- [Exercise task]:
Using the listing below, extract each line that has the word "SUTTON" in it.

Data entries for graphics
********

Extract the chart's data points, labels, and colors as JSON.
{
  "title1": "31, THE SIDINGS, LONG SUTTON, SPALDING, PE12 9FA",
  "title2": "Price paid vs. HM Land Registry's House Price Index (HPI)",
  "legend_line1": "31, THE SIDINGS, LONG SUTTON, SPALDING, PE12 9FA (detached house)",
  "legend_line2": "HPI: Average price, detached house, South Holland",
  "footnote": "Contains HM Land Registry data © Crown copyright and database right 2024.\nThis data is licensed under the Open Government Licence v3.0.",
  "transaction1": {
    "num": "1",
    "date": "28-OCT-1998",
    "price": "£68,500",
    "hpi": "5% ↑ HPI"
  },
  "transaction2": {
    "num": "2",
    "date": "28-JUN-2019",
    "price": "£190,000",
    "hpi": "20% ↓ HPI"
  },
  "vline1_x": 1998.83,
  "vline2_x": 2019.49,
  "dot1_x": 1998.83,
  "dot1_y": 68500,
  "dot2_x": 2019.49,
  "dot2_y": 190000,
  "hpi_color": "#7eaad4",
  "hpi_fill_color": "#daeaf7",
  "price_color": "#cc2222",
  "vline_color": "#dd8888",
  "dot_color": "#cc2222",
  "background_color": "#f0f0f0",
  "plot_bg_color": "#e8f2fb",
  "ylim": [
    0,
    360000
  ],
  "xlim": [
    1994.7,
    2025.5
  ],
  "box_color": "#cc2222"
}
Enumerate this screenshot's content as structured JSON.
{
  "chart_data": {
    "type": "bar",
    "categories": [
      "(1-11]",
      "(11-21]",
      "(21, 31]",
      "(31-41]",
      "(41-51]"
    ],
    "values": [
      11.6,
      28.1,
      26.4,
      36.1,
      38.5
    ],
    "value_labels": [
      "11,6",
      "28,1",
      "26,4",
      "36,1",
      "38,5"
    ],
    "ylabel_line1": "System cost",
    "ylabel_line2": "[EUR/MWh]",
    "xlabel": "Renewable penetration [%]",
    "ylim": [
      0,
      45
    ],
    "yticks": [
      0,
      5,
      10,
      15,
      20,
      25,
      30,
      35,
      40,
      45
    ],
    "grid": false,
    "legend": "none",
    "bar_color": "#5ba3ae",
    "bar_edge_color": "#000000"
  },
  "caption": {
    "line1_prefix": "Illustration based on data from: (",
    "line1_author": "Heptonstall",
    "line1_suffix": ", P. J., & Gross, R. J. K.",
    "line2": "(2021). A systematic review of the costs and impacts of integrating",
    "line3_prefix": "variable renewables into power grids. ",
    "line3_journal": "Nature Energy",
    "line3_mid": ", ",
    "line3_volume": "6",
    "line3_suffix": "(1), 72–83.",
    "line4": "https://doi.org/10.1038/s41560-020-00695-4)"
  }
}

********

- [Finished exercise]:
  "title1": "31, THE SIDINGS, LONG SUTTON, SPALDING, PE12 9FA",
  "legend_line1": "31, THE SIDINGS, LONG SUTTON, SPALDING, PE12 9FA (detached house)",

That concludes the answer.